PROMPT »
Count how many lines of the material below have the word "actuelle" and give only the number.

DATASET EXTRACT »
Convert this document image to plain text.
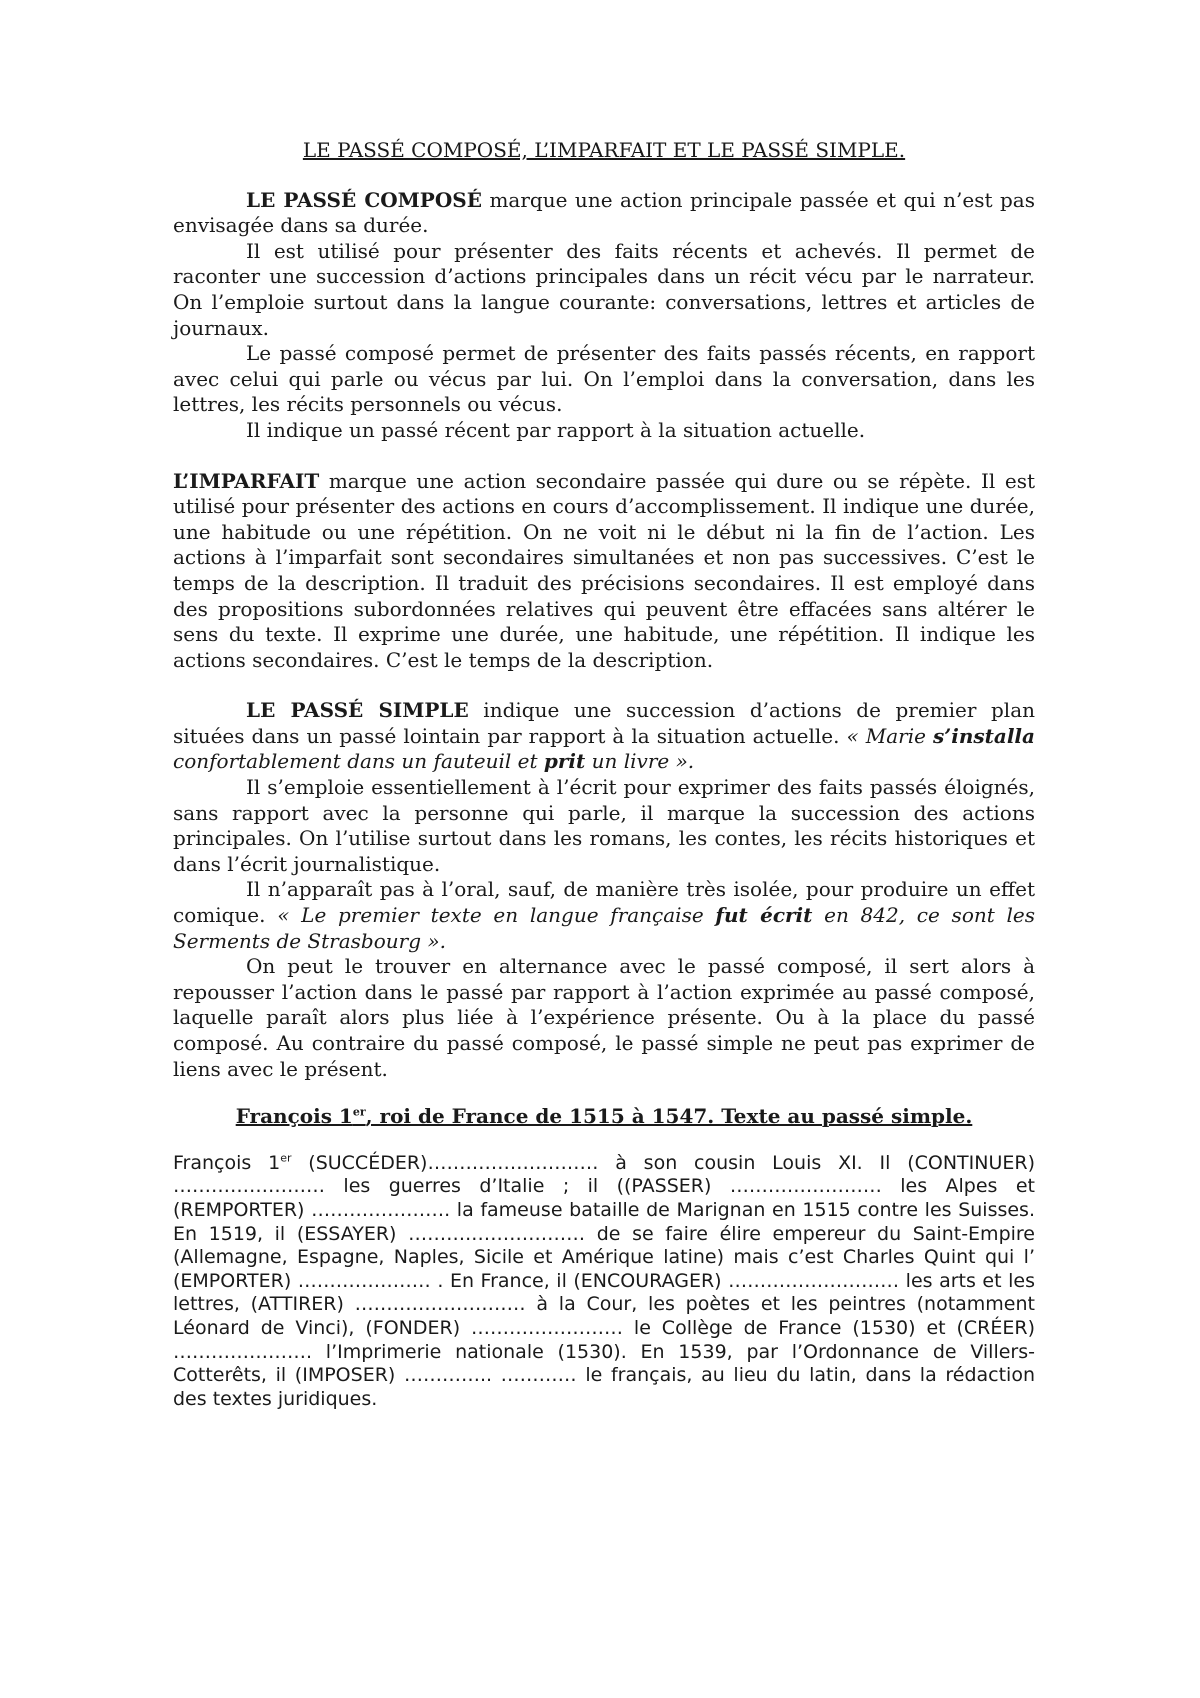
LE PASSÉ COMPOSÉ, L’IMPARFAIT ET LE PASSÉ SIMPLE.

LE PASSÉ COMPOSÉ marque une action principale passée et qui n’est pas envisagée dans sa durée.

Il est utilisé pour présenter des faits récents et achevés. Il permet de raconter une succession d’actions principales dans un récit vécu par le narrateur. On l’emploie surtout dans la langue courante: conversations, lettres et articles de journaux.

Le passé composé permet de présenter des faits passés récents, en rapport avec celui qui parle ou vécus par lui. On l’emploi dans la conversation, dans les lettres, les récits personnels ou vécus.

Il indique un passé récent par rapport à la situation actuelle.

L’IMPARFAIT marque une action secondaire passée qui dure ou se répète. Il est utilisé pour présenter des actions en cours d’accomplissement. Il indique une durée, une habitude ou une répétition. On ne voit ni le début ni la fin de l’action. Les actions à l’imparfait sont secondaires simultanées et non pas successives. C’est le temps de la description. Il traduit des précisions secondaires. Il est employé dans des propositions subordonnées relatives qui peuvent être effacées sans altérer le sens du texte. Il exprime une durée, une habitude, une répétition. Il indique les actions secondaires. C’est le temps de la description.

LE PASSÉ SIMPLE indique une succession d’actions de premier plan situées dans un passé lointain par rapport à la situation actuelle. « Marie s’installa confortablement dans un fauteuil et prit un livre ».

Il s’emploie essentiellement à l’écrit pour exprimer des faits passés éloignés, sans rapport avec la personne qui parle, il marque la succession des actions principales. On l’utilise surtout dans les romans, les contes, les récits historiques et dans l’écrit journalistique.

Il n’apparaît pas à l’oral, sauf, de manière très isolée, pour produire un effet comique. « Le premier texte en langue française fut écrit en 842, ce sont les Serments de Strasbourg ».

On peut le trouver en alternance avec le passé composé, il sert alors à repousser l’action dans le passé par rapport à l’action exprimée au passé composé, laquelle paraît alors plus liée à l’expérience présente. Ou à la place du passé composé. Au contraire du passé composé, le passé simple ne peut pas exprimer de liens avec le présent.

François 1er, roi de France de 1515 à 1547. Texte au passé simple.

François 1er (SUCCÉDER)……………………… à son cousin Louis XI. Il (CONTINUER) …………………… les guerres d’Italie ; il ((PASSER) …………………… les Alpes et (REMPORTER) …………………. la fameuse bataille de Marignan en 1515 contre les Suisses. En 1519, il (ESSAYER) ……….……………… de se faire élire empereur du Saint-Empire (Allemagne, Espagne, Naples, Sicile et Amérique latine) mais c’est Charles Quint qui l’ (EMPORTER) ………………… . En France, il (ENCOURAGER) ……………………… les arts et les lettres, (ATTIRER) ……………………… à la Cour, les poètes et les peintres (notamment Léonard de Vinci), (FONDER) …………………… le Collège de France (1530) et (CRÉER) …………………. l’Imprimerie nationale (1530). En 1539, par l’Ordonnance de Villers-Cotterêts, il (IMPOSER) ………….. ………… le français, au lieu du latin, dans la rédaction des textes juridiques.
--
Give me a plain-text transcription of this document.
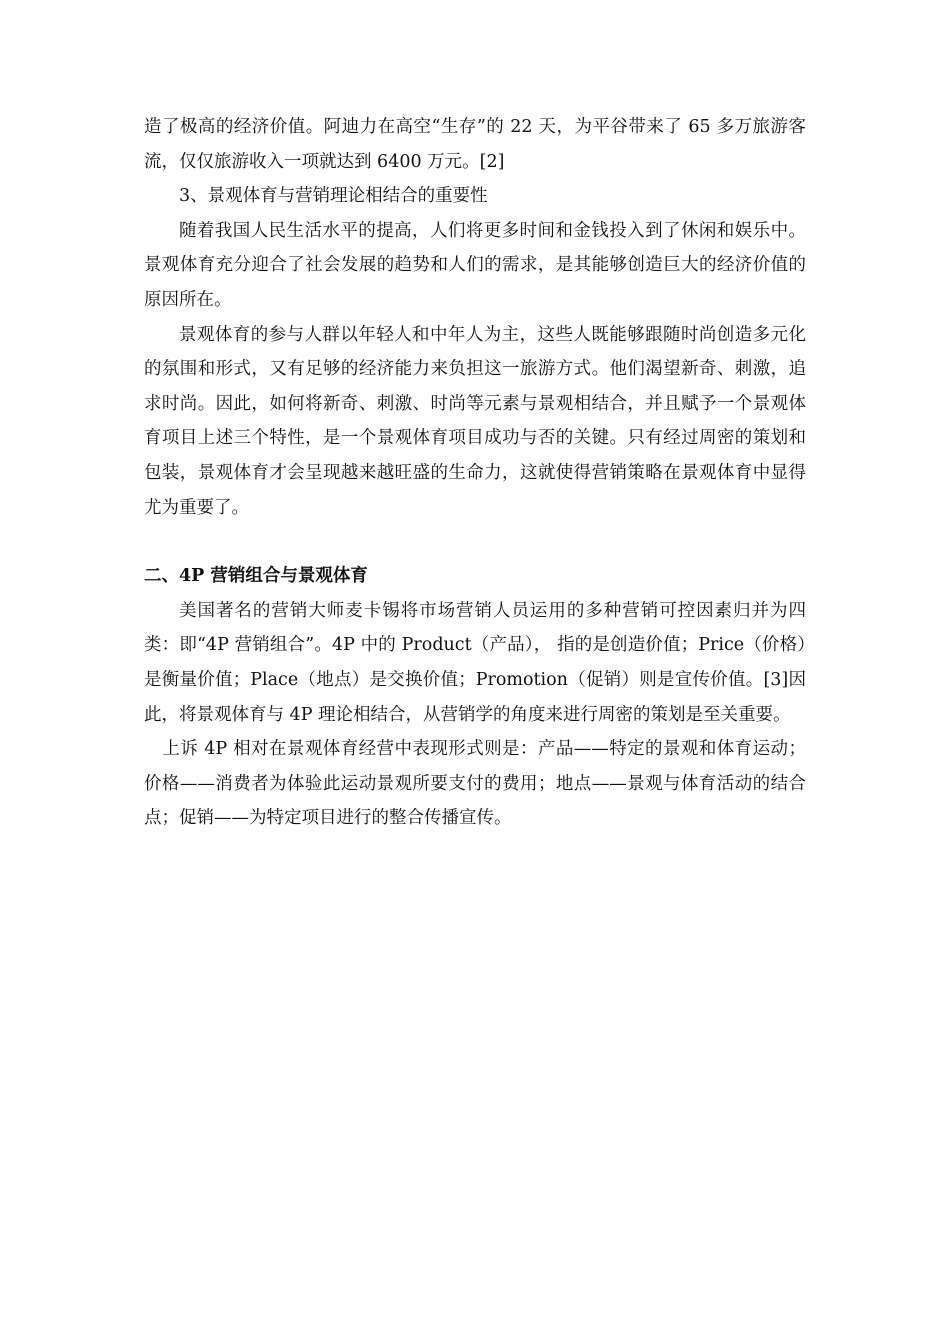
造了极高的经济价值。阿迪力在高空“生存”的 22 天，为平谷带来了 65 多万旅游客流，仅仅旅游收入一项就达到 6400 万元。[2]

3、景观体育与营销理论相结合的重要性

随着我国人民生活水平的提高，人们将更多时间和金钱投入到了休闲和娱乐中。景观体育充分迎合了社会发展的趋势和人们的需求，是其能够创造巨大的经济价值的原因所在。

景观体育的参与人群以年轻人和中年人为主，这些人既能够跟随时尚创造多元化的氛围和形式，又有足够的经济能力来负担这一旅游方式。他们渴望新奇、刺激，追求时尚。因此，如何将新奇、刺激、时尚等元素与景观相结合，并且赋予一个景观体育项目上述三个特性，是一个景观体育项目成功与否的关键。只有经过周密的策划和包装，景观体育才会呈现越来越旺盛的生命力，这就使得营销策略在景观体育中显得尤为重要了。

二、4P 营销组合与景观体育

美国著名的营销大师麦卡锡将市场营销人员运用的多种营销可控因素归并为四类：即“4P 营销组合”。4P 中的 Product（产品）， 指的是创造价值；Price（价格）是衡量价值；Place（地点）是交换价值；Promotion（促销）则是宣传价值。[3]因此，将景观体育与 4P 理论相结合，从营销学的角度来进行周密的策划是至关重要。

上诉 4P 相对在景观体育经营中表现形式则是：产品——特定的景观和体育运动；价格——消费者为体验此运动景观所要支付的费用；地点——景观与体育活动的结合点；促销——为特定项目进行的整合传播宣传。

RESPONSE »
2